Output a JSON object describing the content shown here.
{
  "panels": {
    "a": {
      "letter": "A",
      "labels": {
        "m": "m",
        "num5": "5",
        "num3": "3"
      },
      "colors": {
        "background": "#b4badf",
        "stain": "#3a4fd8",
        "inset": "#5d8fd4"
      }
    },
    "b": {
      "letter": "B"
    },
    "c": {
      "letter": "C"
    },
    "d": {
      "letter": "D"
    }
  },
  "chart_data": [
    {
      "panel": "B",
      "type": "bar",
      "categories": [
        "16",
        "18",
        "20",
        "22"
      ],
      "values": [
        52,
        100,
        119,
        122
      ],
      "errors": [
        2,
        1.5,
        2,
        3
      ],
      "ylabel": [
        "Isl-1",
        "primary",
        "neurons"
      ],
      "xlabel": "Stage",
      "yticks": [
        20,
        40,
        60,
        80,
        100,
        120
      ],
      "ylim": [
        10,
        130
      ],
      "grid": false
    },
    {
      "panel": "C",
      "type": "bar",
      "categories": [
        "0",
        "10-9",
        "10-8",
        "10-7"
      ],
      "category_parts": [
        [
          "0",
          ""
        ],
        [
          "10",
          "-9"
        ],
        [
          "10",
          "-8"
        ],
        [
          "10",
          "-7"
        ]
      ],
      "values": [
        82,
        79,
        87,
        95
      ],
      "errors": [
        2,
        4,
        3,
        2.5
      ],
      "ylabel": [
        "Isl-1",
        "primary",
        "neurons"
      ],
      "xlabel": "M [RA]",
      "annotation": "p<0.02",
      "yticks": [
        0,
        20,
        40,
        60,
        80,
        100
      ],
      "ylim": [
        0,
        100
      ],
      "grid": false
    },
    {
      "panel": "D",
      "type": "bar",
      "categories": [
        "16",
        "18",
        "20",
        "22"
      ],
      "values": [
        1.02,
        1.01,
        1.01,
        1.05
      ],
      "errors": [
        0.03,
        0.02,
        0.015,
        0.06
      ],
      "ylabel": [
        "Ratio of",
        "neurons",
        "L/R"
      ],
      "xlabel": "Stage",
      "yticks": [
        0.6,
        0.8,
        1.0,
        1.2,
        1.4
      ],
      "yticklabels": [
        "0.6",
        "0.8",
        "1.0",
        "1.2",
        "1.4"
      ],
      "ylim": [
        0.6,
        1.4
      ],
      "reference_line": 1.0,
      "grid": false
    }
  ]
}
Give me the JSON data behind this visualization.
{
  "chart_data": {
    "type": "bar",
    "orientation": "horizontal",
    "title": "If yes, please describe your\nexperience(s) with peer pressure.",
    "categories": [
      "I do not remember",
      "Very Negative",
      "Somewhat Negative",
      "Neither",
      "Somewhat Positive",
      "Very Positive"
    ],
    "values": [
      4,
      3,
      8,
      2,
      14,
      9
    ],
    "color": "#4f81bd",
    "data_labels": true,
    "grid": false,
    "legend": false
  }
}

================================

**Required task:** Return all the data exactly as given.

**Answer:**
Output a JSON object describing the content shown here.
{
  "panels": {
    "a": {
      "letter": "A",
      "labels": {
        "m": "m",
        "num5": "5",
        "num3": "3"
      },
      "colors": {
        "background": "#b4badf",
        "stain": "#3a4fd8",
        "inset": "#5d8fd4"
      }
    },
    "b": {
      "letter": "B"
    },
    "c": {
      "letter": "C"
    },
    "d": {
      "letter": "D"
    }
  },
  "chart_data": [
    {
      "panel": "B",
      "type": "bar",
      "categories": [
        "16",
        "18",
        "20",
        "22"
      ],
      "values": [
        52,
        100,
        119,
        122
      ],
      "errors": [
        2,
        1.5,
        2,
        3
      ],
      "ylabel": [
        "Isl-1",
        "primary",
        "neurons"
      ],
      "xlabel": "Stage",
      "yticks": [
        20,
        40,
        60,
        80,
        100,
        120
      ],
      "ylim": [
        10,
        130
      ],
      "grid": false
    },
    {
      "panel": "C",
      "type": "bar",
      "categories": [
        "0",
        "10-9",
        "10-8",
        "10-7"
      ],
      "category_parts": [
        [
          "0",
          ""
        ],
        [
          "10",
          "-9"
        ],
        [
          "10",
          "-8"
        ],
        [
          "10",
          "-7"
        ]
      ],
      "values": [
        82,
        79,
        87,
        95
      ],
      "errors": [
        2,
        4,
        3,
        2.5
      ],
      "ylabel": [
        "Isl-1",
        "primary",
        "neurons"
      ],
      "xlabel": "M [RA]",
      "annotation": "p<0.02",
      "yticks": [
        0,
        20,
        40,
        60,
        80,
        100
      ],
      "ylim": [
        0,
        100
      ],
      "grid": false
    },
    {
      "panel": "D",
      "type": "bar",
      "categories": [
        "16",
        "18",
        "20",
        "22"
      ],
      "values": [
        1.02,
        1.01,
        1.01,
        1.05
      ],
      "errors": [
        0.03,
        0.02,
        0.015,
        0.06
      ],
      "ylabel": [
        "Ratio of",
        "neurons",
        "L/R"
      ],
      "xlabel": "Stage",
      "yticks": [
        0.6,
        0.8,
        1.0,
        1.2,
        1.4
      ],
      "yticklabels": [
        "0.6",
        "0.8",
        "1.0",
        "1.2",
        "1.4"
      ],
      "ylim": [
        0.6,
        1.4
      ],
      "reference_line": 1.0,
      "grid": false
    }
  ]
}
Give me the JSON data behind this visualization.
{
  "chart_data": {
    "type": "bar",
    "orientation": "horizontal",
    "title": "If yes, please describe your\nexperience(s) with peer pressure.",
    "categories": [
      "I do not remember",
      "Very Negative",
      "Somewhat Negative",
      "Neither",
      "Somewhat Positive",
      "Very Positive"
    ],
    "values": [
      4,
      3,
      8,
      2,
      14,
      9
    ],
    "color": "#4f81bd",
    "data_labels": true,
    "grid": false,
    "legend": false
  }
}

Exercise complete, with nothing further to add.